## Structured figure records
-=-=-

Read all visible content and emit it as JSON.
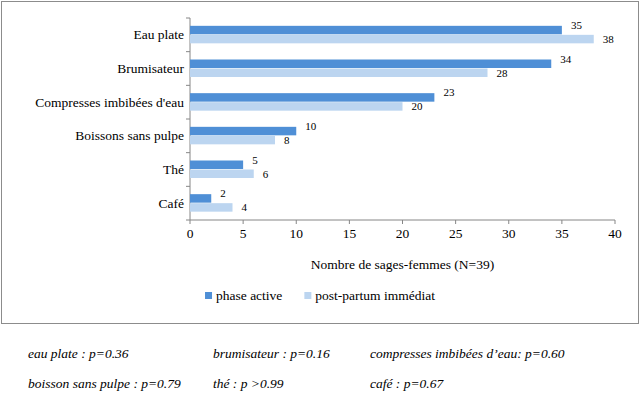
{
  "chart_data": {
    "type": "bar",
    "orientation": "horizontal",
    "x_label": "Nombre de sages-femmes (N=39)",
    "categories": [
      "Eau plate",
      "Brumisateur",
      "Compresses imbibées d'eau",
      "Boissons sans pulpe",
      "Thé",
      "Café"
    ],
    "series": [
      {
        "name": "phase active",
        "color": "#4f8fd6",
        "values": [
          35,
          34,
          23,
          10,
          5,
          2
        ]
      },
      {
        "name": "post-partum immédiat",
        "color": "#bcd5f0",
        "values": [
          38,
          28,
          20,
          8,
          6,
          4
        ]
      }
    ],
    "xlim": [
      0,
      40
    ],
    "xticks": [
      0,
      5,
      10,
      15,
      20,
      25,
      30,
      35,
      40
    ],
    "grid": false,
    "legend": "bottom",
    "data_labels": true,
    "annotations": [
      "eau plate : p=0.36",
      "brumisateur : p=0.16",
      "compresses imbibées d’eau: p=0.60",
      "boisson sans pulpe : p=0.79",
      "thé : p >0.99",
      "café : p=0.67"
    ]
  }
}
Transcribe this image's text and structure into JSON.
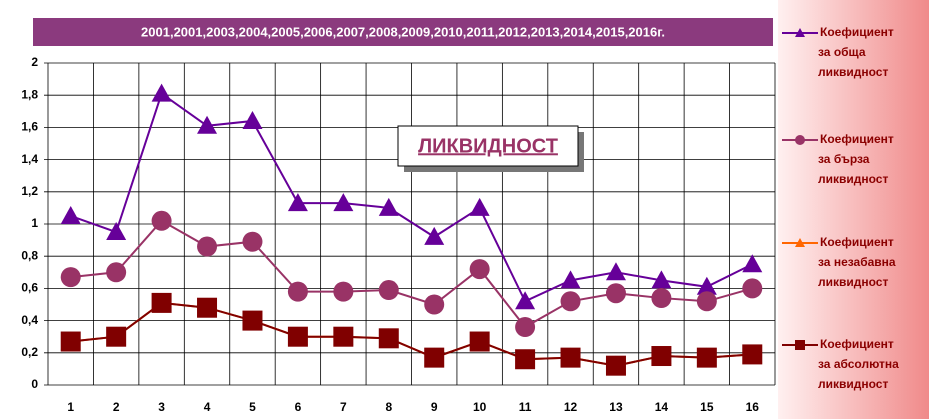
{
  "chart_data": {
    "type": "line",
    "title": "ЛИКВИДНОСТ",
    "subtitle": "2001,2001,2003,2004,2005,2006,2007,2008,2009,2010,2011,2012,2013,2014,2015,2016г.",
    "categories": [
      "1",
      "2",
      "3",
      "4",
      "5",
      "6",
      "7",
      "8",
      "9",
      "10",
      "11",
      "12",
      "13",
      "14",
      "15",
      "16"
    ],
    "series": [
      {
        "name": "Коефициент за обща ликвидност",
        "color": "#660099",
        "marker": "triangle",
        "values": [
          1.05,
          0.95,
          1.81,
          1.61,
          1.64,
          1.13,
          1.13,
          1.1,
          0.92,
          1.1,
          0.52,
          0.65,
          0.7,
          0.65,
          0.61,
          0.75
        ]
      },
      {
        "name": "Коефициент за бърза ликвидност",
        "color": "#993366",
        "marker": "circle",
        "values": [
          0.67,
          0.7,
          1.02,
          0.86,
          0.89,
          0.58,
          0.58,
          0.59,
          0.5,
          0.72,
          0.36,
          0.52,
          0.57,
          0.54,
          0.52,
          0.6
        ]
      },
      {
        "name": "Коефициент за незабавна ликвидност",
        "color": "#ff6600",
        "marker": "triangle",
        "values": [
          0.27,
          0.3,
          0.51,
          0.48,
          0.4,
          0.3,
          0.3,
          0.29,
          0.17,
          0.27,
          0.16,
          0.17,
          0.12,
          0.18,
          0.17,
          0.19
        ]
      },
      {
        "name": "Коефициент за абсолютна ликвидност",
        "color": "#800000",
        "marker": "square",
        "values": [
          0.27,
          0.3,
          0.51,
          0.48,
          0.4,
          0.3,
          0.3,
          0.29,
          0.17,
          0.27,
          0.16,
          0.17,
          0.12,
          0.18,
          0.17,
          0.19
        ]
      }
    ],
    "ylim": [
      0,
      2
    ],
    "yticks": [
      0,
      {
        "value": 0.2,
        "label": "0,2"
      },
      {
        "value": 0.4,
        "label": "0,4"
      },
      {
        "value": 0.6,
        "label": "0,6"
      },
      {
        "value": 0.8,
        "label": "0,8"
      },
      1,
      {
        "value": 1.2,
        "label": "1,2"
      },
      {
        "value": 1.4,
        "label": "1,4"
      },
      {
        "value": 1.6,
        "label": "1,6"
      },
      {
        "value": 1.8,
        "label": "1,8"
      },
      2
    ],
    "grid": true,
    "legend": "right"
  }
}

-=-=-

## What is asked
Pictures are to be left out; repeat all the remaining data exactly.

## Answer below
Read all visible content and emit it as JSON.
{
  "chart_data": {
    "type": "bar",
    "orientation": "horizontal",
    "x_label": "Nombre de sages-femmes (N=39)",
    "categories": [
      "Eau plate",
      "Brumisateur",
      "Compresses imbibées d'eau",
      "Boissons sans pulpe",
      "Thé",
      "Café"
    ],
    "series": [
      {
        "name": "phase active",
        "color": "#4f8fd6",
        "values": [
          35,
          34,
          23,
          10,
          5,
          2
        ]
      },
      {
        "name": "post-partum immédiat",
        "color": "#bcd5f0",
        "values": [
          38,
          28,
          20,
          8,
          6,
          4
        ]
      }
    ],
    "xlim": [
      0,
      40
    ],
    "xticks": [
      0,
      5,
      10,
      15,
      20,
      25,
      30,
      35,
      40
    ],
    "grid": false,
    "legend": "bottom",
    "data_labels": true,
    "annotations": [
      "eau plate : p=0.36",
      "brumisateur : p=0.16",
      "compresses imbibées d’eau: p=0.60",
      "boisson sans pulpe : p=0.79",
      "thé : p >0.99",
      "café : p=0.67"
    ]
  }
}
Transcribe this image's text and structure into JSON.
{
  "chart_data": {
    "type": "line",
    "title": "ЛИКВИДНОСТ",
    "subtitle": "2001,2001,2003,2004,2005,2006,2007,2008,2009,2010,2011,2012,2013,2014,2015,2016г.",
    "categories": [
      "1",
      "2",
      "3",
      "4",
      "5",
      "6",
      "7",
      "8",
      "9",
      "10",
      "11",
      "12",
      "13",
      "14",
      "15",
      "16"
    ],
    "series": [
      {
        "name": "Коефициент за обща ликвидност",
        "color": "#660099",
        "marker": "triangle",
        "values": [
          1.05,
          0.95,
          1.81,
          1.61,
          1.64,
          1.13,
          1.13,
          1.1,
          0.92,
          1.1,
          0.52,
          0.65,
          0.7,
          0.65,
          0.61,
          0.75
        ]
      },
      {
        "name": "Коефициент за бърза ликвидност",
        "color": "#993366",
        "marker": "circle",
        "values": [
          0.67,
          0.7,
          1.02,
          0.86,
          0.89,
          0.58,
          0.58,
          0.59,
          0.5,
          0.72,
          0.36,
          0.52,
          0.57,
          0.54,
          0.52,
          0.6
        ]
      },
      {
        "name": "Коефициент за незабавна ликвидност",
        "color": "#ff6600",
        "marker": "triangle",
        "values": [
          0.27,
          0.3,
          0.51,
          0.48,
          0.4,
          0.3,
          0.3,
          0.29,
          0.17,
          0.27,
          0.16,
          0.17,
          0.12,
          0.18,
          0.17,
          0.19
        ]
      },
      {
        "name": "Коефициент за абсолютна ликвидност",
        "color": "#800000",
        "marker": "square",
        "values": [
          0.27,
          0.3,
          0.51,
          0.48,
          0.4,
          0.3,
          0.3,
          0.29,
          0.17,
          0.27,
          0.16,
          0.17,
          0.12,
          0.18,
          0.17,
          0.19
        ]
      }
    ],
    "ylim": [
      0,
      2
    ],
    "yticks": [
      0,
      {
        "value": 0.2,
        "label": "0,2"
      },
      {
        "value": 0.4,
        "label": "0,4"
      },
      {
        "value": 0.6,
        "label": "0,6"
      },
      {
        "value": 0.8,
        "label": "0,8"
      },
      1,
      {
        "value": 1.2,
        "label": "1,2"
      },
      {
        "value": 1.4,
        "label": "1,4"
      },
      {
        "value": 1.6,
        "label": "1,6"
      },
      {
        "value": 1.8,
        "label": "1,8"
      },
      2
    ],
    "grid": true,
    "legend": "right"
  }
}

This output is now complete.